__Request__. The entries below are to be written out again without alteration.

__Raw data__.
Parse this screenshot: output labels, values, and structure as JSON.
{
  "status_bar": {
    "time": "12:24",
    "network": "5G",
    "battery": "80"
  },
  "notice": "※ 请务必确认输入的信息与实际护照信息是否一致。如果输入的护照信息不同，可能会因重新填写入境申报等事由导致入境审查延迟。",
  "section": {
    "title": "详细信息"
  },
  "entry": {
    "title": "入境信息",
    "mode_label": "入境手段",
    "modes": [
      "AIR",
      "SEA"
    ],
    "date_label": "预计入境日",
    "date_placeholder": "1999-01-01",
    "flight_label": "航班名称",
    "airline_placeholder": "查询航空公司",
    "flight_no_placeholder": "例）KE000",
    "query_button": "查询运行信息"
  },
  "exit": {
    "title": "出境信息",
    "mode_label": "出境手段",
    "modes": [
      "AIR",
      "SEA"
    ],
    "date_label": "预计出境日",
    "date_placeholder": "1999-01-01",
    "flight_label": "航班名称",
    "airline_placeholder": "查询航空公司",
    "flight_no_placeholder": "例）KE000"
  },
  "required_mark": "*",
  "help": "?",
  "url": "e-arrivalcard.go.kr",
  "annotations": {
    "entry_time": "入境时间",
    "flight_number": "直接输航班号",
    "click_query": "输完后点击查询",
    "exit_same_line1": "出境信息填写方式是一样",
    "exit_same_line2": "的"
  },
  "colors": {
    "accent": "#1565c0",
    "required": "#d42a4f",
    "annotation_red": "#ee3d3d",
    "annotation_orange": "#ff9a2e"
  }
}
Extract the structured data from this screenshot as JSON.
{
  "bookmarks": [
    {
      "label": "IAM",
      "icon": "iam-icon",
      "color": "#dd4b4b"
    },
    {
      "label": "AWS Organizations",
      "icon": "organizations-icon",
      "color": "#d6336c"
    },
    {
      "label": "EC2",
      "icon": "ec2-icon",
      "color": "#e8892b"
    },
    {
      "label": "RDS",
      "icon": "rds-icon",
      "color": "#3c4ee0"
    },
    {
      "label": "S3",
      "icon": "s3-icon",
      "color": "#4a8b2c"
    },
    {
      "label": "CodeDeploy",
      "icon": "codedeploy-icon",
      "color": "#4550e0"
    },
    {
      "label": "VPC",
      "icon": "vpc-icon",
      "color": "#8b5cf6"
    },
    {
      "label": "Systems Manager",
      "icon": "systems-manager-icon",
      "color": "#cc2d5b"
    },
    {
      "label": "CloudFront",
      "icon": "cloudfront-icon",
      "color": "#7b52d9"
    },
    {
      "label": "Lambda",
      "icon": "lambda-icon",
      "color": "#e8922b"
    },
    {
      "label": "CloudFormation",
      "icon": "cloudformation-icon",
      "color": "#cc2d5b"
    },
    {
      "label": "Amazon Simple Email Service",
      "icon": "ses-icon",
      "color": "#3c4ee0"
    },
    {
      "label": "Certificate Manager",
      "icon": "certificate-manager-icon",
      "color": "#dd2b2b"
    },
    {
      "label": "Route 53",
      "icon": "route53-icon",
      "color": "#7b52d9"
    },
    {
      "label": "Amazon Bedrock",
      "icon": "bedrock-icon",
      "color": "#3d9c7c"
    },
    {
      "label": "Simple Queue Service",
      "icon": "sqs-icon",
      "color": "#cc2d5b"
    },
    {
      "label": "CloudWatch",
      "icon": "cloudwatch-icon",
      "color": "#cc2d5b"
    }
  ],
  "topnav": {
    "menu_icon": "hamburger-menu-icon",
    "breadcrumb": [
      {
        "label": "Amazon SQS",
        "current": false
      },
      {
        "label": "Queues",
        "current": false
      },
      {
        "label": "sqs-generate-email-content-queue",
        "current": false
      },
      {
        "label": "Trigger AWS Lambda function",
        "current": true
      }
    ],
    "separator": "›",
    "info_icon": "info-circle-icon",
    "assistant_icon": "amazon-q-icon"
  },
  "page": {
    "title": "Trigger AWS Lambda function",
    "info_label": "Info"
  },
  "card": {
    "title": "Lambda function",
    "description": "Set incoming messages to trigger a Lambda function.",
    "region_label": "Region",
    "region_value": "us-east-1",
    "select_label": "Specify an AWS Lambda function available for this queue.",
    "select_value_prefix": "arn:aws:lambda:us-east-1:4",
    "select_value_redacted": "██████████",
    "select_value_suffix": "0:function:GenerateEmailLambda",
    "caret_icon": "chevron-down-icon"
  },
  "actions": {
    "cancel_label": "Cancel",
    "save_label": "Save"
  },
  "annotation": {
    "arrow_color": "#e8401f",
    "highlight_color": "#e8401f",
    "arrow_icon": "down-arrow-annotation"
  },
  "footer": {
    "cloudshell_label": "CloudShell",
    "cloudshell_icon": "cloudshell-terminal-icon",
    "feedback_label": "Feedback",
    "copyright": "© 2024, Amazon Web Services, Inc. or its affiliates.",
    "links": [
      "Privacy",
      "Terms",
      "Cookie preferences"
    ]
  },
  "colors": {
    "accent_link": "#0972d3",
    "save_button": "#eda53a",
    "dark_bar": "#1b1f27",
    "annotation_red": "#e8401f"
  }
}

__Written reply__.
Parse this screenshot: output labels, values, and structure as JSON.
{
  "status_bar": {
    "time": "12:24",
    "network": "5G",
    "battery": "80"
  },
  "notice": "※ 请务必确认输入的信息与实际护照信息是否一致。如果输入的护照信息不同，可能会因重新填写入境申报等事由导致入境审查延迟。",
  "section": {
    "title": "详细信息"
  },
  "entry": {
    "title": "入境信息",
    "mode_label": "入境手段",
    "modes": [
      "AIR",
      "SEA"
    ],
    "date_label": "预计入境日",
    "date_placeholder": "1999-01-01",
    "flight_label": "航班名称",
    "airline_placeholder": "查询航空公司",
    "flight_no_placeholder": "例）KE000",
    "query_button": "查询运行信息"
  },
  "exit": {
    "title": "出境信息",
    "mode_label": "出境手段",
    "modes": [
      "AIR",
      "SEA"
    ],
    "date_label": "预计出境日",
    "date_placeholder": "1999-01-01",
    "flight_label": "航班名称",
    "airline_placeholder": "查询航空公司",
    "flight_no_placeholder": "例）KE000"
  },
  "required_mark": "*",
  "help": "?",
  "url": "e-arrivalcard.go.kr",
  "annotations": {
    "entry_time": "入境时间",
    "flight_number": "直接输航班号",
    "click_query": "输完后点击查询",
    "exit_same_line1": "出境信息填写方式是一样",
    "exit_same_line2": "的"
  },
  "colors": {
    "accent": "#1565c0",
    "required": "#d42a4f",
    "annotation_red": "#ee3d3d",
    "annotation_orange": "#ff9a2e"
  }
}
Extract the structured data from this screenshot as JSON.
{
  "bookmarks": [
    {
      "label": "IAM",
      "icon": "iam-icon",
      "color": "#dd4b4b"
    },
    {
      "label": "AWS Organizations",
      "icon": "organizations-icon",
      "color": "#d6336c"
    },
    {
      "label": "EC2",
      "icon": "ec2-icon",
      "color": "#e8892b"
    },
    {
      "label": "RDS",
      "icon": "rds-icon",
      "color": "#3c4ee0"
    },
    {
      "label": "S3",
      "icon": "s3-icon",
      "color": "#4a8b2c"
    },
    {
      "label": "CodeDeploy",
      "icon": "codedeploy-icon",
      "color": "#4550e0"
    },
    {
      "label": "VPC",
      "icon": "vpc-icon",
      "color": "#8b5cf6"
    },
    {
      "label": "Systems Manager",
      "icon": "systems-manager-icon",
      "color": "#cc2d5b"
    },
    {
      "label": "CloudFront",
      "icon": "cloudfront-icon",
      "color": "#7b52d9"
    },
    {
      "label": "Lambda",
      "icon": "lambda-icon",
      "color": "#e8922b"
    },
    {
      "label": "CloudFormation",
      "icon": "cloudformation-icon",
      "color": "#cc2d5b"
    },
    {
      "label": "Amazon Simple Email Service",
      "icon": "ses-icon",
      "color": "#3c4ee0"
    },
    {
      "label": "Certificate Manager",
      "icon": "certificate-manager-icon",
      "color": "#dd2b2b"
    },
    {
      "label": "Route 53",
      "icon": "route53-icon",
      "color": "#7b52d9"
    },
    {
      "label": "Amazon Bedrock",
      "icon": "bedrock-icon",
      "color": "#3d9c7c"
    },
    {
      "label": "Simple Queue Service",
      "icon": "sqs-icon",
      "color": "#cc2d5b"
    },
    {
      "label": "CloudWatch",
      "icon": "cloudwatch-icon",
      "color": "#cc2d5b"
    }
  ],
  "topnav": {
    "menu_icon": "hamburger-menu-icon",
    "breadcrumb": [
      {
        "label": "Amazon SQS",
        "current": false
      },
      {
        "label": "Queues",
        "current": false
      },
      {
        "label": "sqs-generate-email-content-queue",
        "current": false
      },
      {
        "label": "Trigger AWS Lambda function",
        "current": true
      }
    ],
    "separator": "›",
    "info_icon": "info-circle-icon",
    "assistant_icon": "amazon-q-icon"
  },
  "page": {
    "title": "Trigger AWS Lambda function",
    "info_label": "Info"
  },
  "card": {
    "title": "Lambda function",
    "description": "Set incoming messages to trigger a Lambda function.",
    "region_label": "Region",
    "region_value": "us-east-1",
    "select_label": "Specify an AWS Lambda function available for this queue.",
    "select_value_prefix": "arn:aws:lambda:us-east-1:4",
    "select_value_redacted": "██████████",
    "select_value_suffix": "0:function:GenerateEmailLambda",
    "caret_icon": "chevron-down-icon"
  },
  "actions": {
    "cancel_label": "Cancel",
    "save_label": "Save"
  },
  "annotation": {
    "arrow_color": "#e8401f",
    "highlight_color": "#e8401f",
    "arrow_icon": "down-arrow-annotation"
  },
  "footer": {
    "cloudshell_label": "CloudShell",
    "cloudshell_icon": "cloudshell-terminal-icon",
    "feedback_label": "Feedback",
    "copyright": "© 2024, Amazon Web Services, Inc. or its affiliates.",
    "links": [
      "Privacy",
      "Terms",
      "Cookie preferences"
    ]
  },
  "colors": {
    "accent_link": "#0972d3",
    "save_button": "#eda53a",
    "dark_bar": "#1b1f27",
    "annotation_red": "#e8401f"
  }
}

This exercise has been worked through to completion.